Wherever "time" appears in a line, list that line.

[Data tied to figure images]
......

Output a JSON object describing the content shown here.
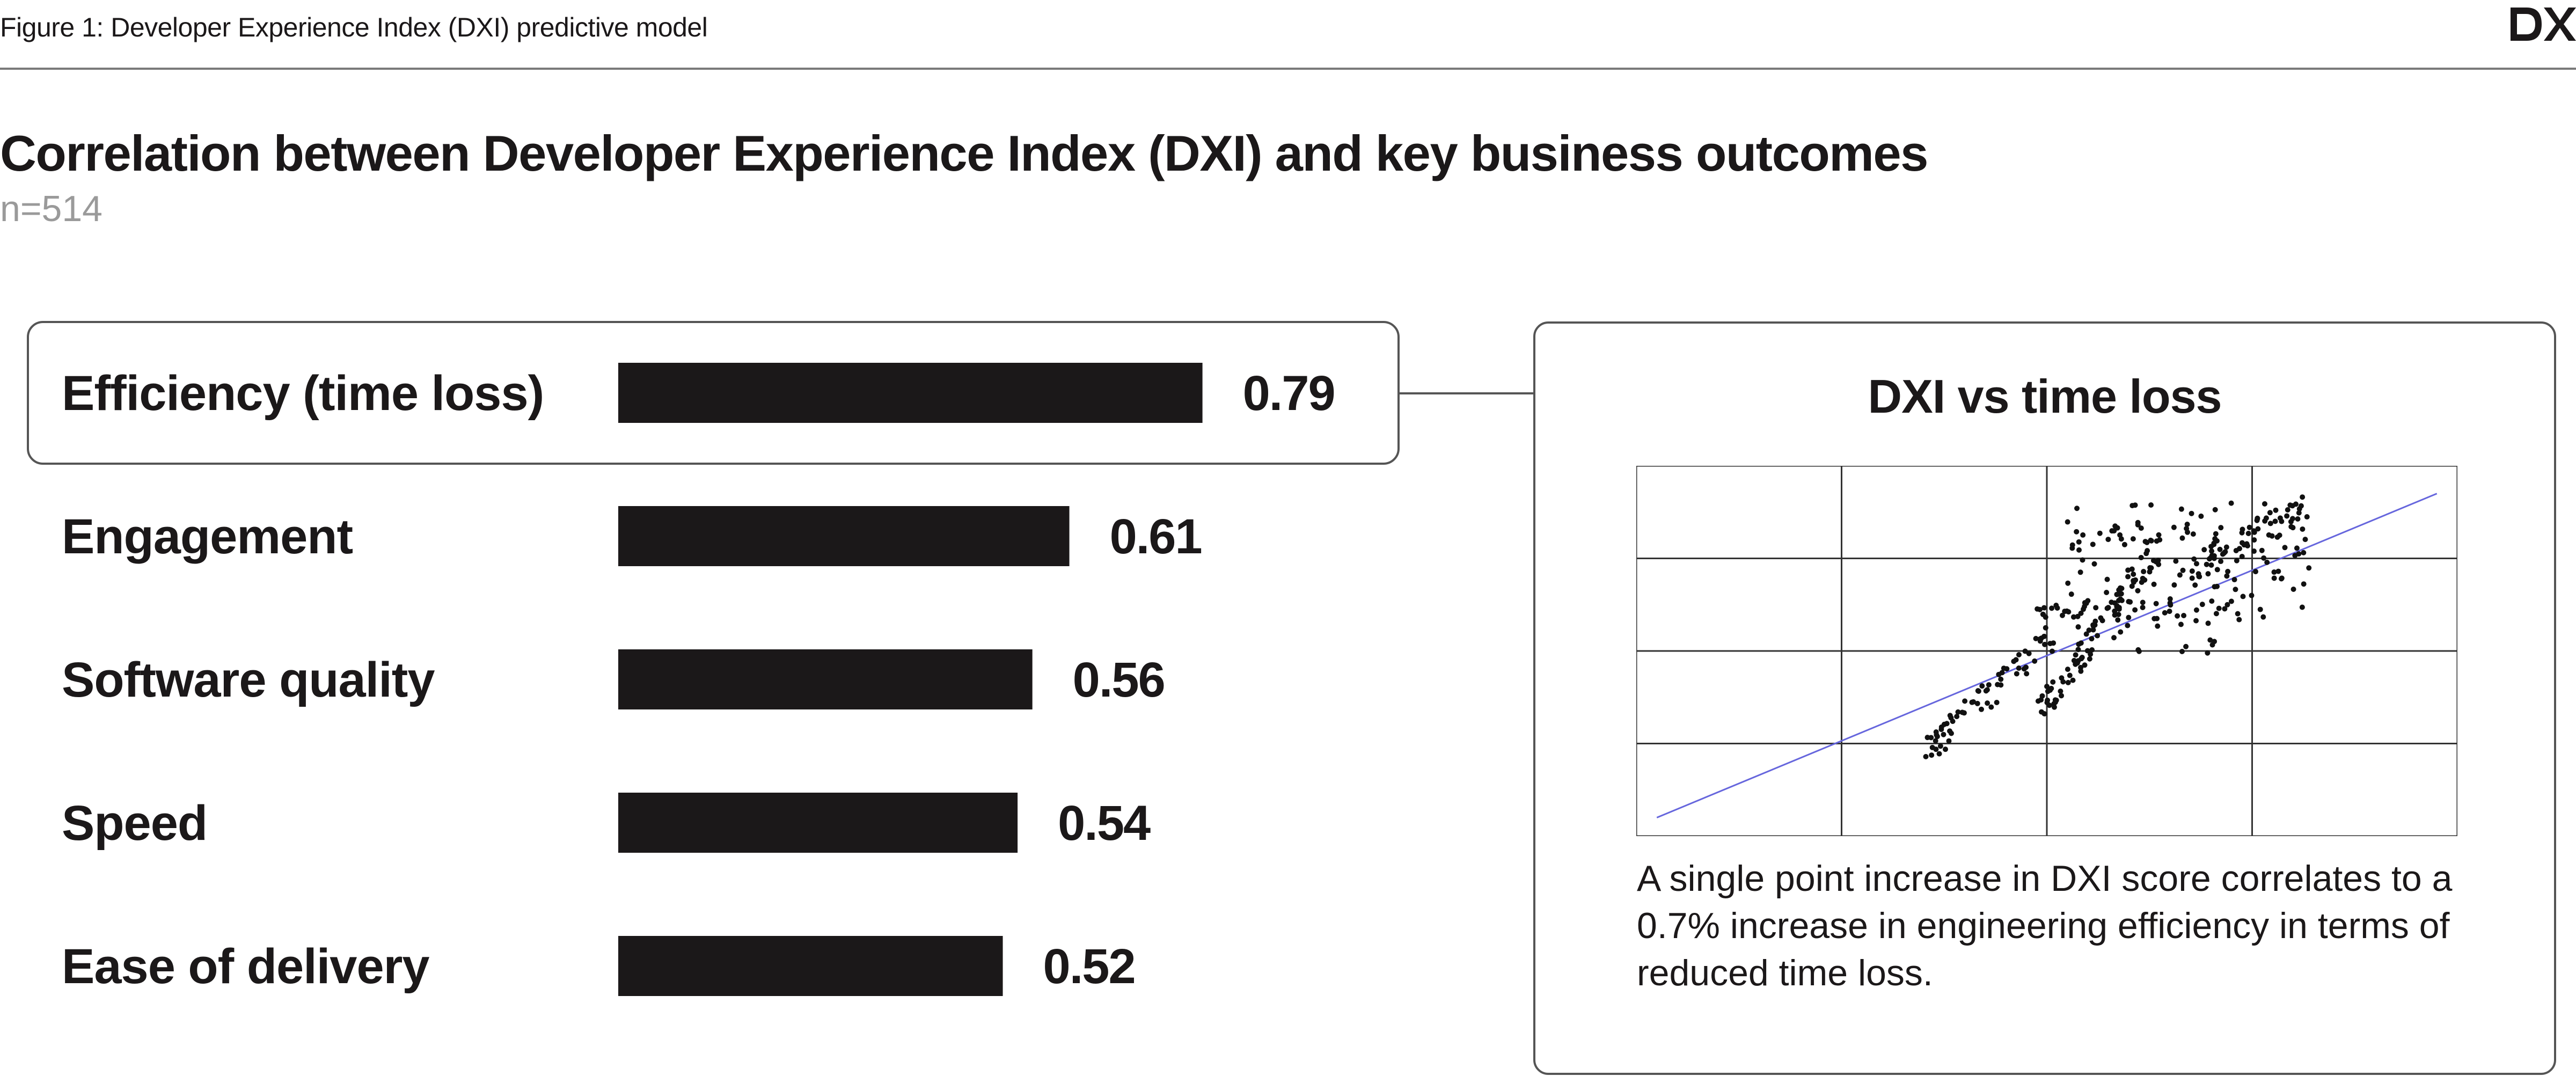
{
  "figure_caption": "Figure 1: Developer Experience Index (DXI) predictive model",
  "logo_text": "DX",
  "headline": "Correlation between Developer Experience Index (DXI) and key business outcomes",
  "sample_size": "n=514",
  "colors": {
    "bar": "#1b1819",
    "trend_line": "#6666dd",
    "points": "#111111",
    "grid": "#333333",
    "frame": "#555555"
  },
  "chart_data": [
    {
      "type": "bar",
      "orientation": "horizontal",
      "categories": [
        "Efficiency (time loss)",
        "Engagement",
        "Software quality",
        "Speed",
        "Ease of delivery"
      ],
      "values": [
        0.79,
        0.61,
        0.56,
        0.54,
        0.52
      ],
      "value_labels": [
        "0.79",
        "0.61",
        "0.56",
        "0.54",
        "0.52"
      ],
      "highlighted_category": "Efficiency (time loss)",
      "title": "",
      "xlabel": "",
      "ylabel": "",
      "grid": false,
      "legend": "none"
    },
    {
      "type": "scatter",
      "title": "DXI vs time loss",
      "xlabel": "",
      "ylabel": "",
      "xlim": [
        0,
        4
      ],
      "ylim": [
        0,
        4
      ],
      "grid": true,
      "grid_columns": 4,
      "grid_rows": 4,
      "axis_tick_labels": false,
      "trend_line": {
        "x": [
          0.1,
          3.9
        ],
        "y": [
          0.2,
          3.7
        ]
      },
      "clusters": [
        {
          "x_range": [
            1.4,
            2.05
          ],
          "y_range": [
            0.9,
            2.2
          ],
          "count": 70,
          "along_trend": true
        },
        {
          "x_range": [
            1.95,
            2.55
          ],
          "y_range": [
            1.3,
            3.1
          ],
          "count": 90,
          "along_trend": true
        },
        {
          "x_range": [
            2.1,
            3.3
          ],
          "y_range": [
            2.3,
            3.6
          ],
          "count": 110,
          "along_trend": false
        },
        {
          "x_range": [
            2.7,
            3.25
          ],
          "y_range": [
            2.85,
            3.55
          ],
          "count": 55,
          "along_trend": true
        },
        {
          "x_range": [
            2.15,
            2.9
          ],
          "y_range": [
            1.95,
            2.55
          ],
          "count": 35,
          "along_trend": false
        },
        {
          "x_range": [
            2.15,
            2.7
          ],
          "y_range": [
            3.15,
            3.4
          ],
          "count": 20,
          "along_trend": false
        },
        {
          "x_range": [
            1.95,
            2.2
          ],
          "y_range": [
            2.35,
            2.55
          ],
          "count": 20,
          "along_trend": false
        }
      ],
      "note": "A single point increase in DXI score correlates to a 0.7% increase in engineering efficiency in terms of reduced time loss."
    }
  ]
}
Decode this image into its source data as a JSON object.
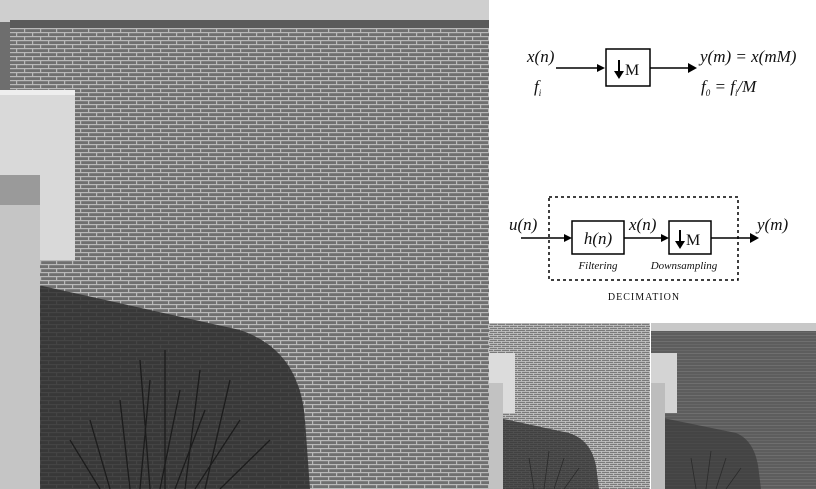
{
  "downsampler": {
    "input_label": "x(n)",
    "input_rate": "f",
    "input_rate_sub": "i",
    "block_label": "M",
    "output_label": "y(m) = x(mM)",
    "output_rate_prefix": "f",
    "output_rate_sub_0": "0",
    "output_rate_mid": " = f",
    "output_rate_sub_i": "i",
    "output_rate_suffix": "/M"
  },
  "decimator": {
    "input_label": "u(n)",
    "filter_block": "h(n)",
    "intermediate_label": "x(n)",
    "down_block": "M",
    "output_label": "y(m)",
    "filter_caption": "Filtering",
    "down_caption": "Downsampling",
    "title": "DECIMATION"
  },
  "icons": {
    "down_arrow": "down-arrow-icon"
  },
  "colors": {
    "brick": "#6a6a6a",
    "mortar": "#bdbdbd",
    "stroke": "#000000"
  }
}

......

§ **CORRECT RESULT**:
        "Efficiency (time loss)",
      "highlighted_category": "Efficiency (time loss)",
      "title": "DXI vs time loss",
      "note": "A single point increase in DXI score correlates to a 0.7% increase in engineering efficiency in terms of reduced time loss."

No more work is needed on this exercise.